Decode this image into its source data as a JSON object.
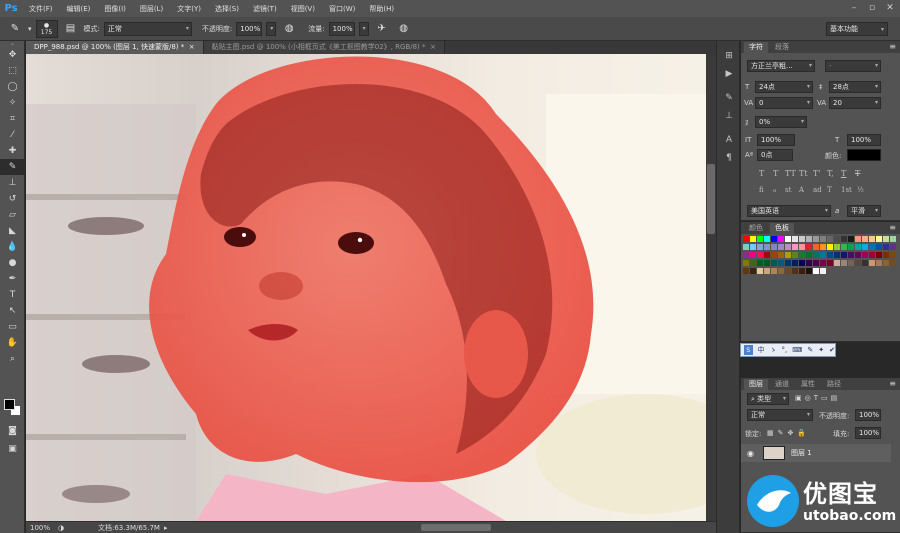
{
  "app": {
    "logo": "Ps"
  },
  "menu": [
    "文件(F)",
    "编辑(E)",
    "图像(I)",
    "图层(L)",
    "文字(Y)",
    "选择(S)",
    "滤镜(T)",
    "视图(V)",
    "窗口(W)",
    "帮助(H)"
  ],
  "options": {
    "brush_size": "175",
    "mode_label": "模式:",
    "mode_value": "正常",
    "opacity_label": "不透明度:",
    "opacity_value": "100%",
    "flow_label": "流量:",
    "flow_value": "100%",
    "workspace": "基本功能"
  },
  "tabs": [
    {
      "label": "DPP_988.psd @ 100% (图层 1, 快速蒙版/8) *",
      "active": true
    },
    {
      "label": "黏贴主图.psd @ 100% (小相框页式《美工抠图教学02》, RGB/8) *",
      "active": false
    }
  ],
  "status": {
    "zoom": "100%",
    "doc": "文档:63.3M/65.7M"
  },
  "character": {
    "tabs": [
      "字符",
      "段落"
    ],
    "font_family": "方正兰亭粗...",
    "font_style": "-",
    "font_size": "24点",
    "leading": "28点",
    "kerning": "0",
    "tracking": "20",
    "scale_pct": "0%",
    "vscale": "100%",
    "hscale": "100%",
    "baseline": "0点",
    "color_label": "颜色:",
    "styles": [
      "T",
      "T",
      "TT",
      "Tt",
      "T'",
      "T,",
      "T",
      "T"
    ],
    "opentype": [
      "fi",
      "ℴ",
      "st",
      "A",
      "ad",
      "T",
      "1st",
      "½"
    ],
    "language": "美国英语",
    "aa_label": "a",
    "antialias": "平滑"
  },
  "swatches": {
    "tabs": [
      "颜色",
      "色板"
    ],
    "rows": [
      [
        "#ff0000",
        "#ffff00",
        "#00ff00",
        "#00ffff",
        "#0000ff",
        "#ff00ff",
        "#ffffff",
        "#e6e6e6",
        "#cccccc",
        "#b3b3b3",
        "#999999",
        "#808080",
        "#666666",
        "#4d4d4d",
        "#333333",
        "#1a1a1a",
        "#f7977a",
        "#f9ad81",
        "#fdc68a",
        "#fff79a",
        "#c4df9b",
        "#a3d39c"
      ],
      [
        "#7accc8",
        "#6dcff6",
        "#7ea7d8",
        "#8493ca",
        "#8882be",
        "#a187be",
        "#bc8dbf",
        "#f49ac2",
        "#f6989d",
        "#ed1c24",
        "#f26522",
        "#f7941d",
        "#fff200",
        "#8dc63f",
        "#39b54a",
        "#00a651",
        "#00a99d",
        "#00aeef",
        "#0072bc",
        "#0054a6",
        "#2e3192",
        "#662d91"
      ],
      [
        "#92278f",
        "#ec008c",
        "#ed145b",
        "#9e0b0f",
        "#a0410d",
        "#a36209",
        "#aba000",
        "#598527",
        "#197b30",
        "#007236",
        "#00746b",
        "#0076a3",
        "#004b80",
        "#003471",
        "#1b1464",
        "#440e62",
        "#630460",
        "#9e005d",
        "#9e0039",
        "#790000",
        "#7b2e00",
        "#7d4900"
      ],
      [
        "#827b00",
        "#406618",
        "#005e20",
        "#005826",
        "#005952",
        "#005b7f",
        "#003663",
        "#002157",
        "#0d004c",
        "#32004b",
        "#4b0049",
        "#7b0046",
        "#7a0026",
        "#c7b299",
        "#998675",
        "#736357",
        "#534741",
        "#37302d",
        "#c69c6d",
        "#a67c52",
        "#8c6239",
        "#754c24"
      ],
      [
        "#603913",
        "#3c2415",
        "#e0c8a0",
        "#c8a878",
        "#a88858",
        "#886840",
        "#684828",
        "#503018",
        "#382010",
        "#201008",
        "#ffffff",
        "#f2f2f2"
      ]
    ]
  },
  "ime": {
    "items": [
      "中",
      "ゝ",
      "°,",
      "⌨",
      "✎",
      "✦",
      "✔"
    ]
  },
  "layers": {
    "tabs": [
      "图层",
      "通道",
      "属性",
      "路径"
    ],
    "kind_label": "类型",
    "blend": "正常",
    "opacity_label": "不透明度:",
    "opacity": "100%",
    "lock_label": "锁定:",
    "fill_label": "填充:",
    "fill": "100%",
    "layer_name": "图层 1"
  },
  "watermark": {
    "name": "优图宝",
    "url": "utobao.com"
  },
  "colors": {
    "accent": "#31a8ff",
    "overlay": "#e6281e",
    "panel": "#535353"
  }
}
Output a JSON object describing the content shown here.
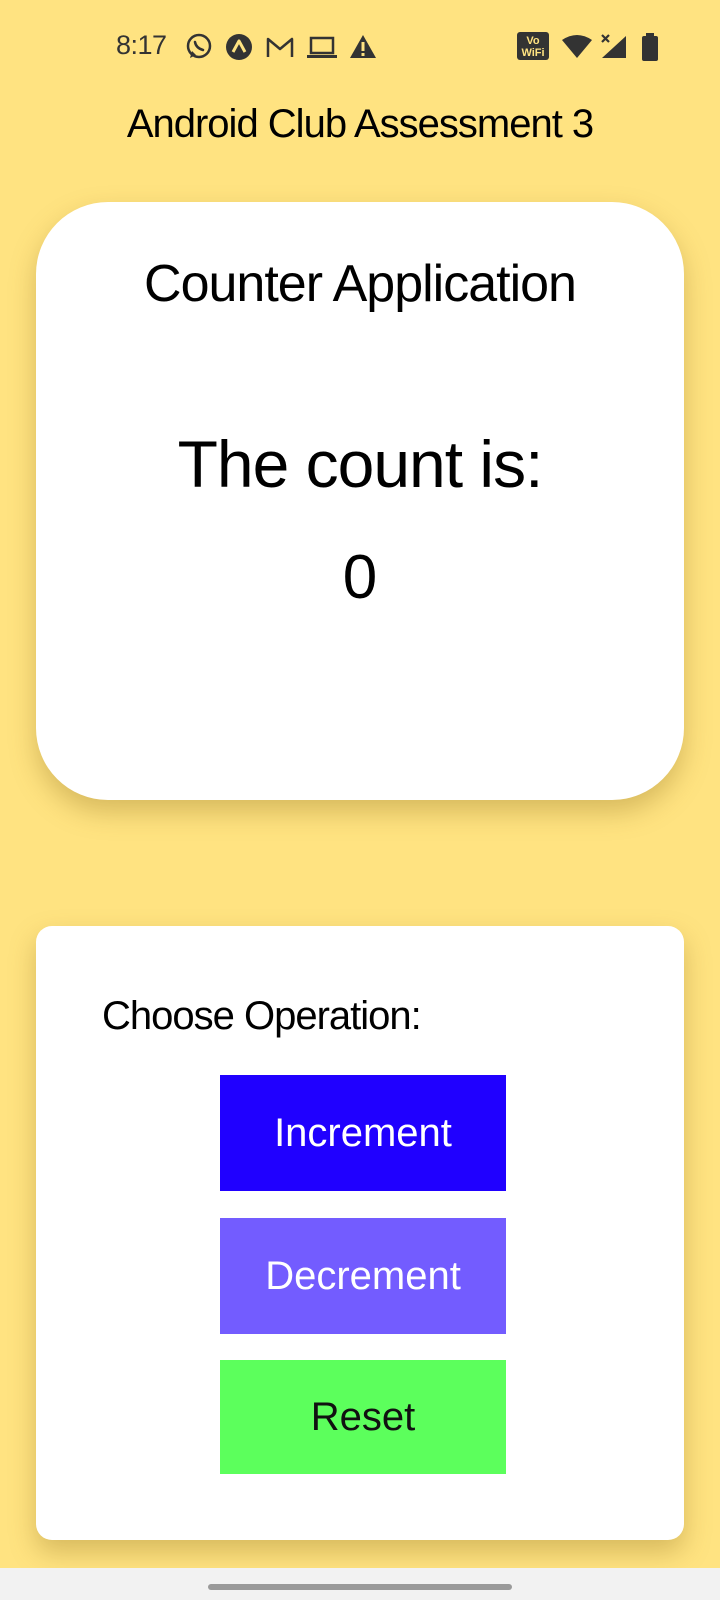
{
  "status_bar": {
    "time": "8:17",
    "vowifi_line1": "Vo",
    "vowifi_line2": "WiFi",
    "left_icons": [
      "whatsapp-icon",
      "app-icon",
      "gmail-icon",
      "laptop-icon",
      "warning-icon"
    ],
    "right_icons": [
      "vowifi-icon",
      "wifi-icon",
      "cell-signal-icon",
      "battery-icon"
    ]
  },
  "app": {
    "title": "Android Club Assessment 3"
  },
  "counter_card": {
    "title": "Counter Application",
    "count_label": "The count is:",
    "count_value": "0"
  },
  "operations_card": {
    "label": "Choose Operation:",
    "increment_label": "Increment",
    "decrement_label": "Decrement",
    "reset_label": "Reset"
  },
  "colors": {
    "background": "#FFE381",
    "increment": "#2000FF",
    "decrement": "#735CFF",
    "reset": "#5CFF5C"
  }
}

━━━━━━━━

Requirements
Search the material above for "object". Pull out each line where it shows up.

Exercise output
Decode this image into its source data as a JSON object.
Output a JSON object describing the content shown here.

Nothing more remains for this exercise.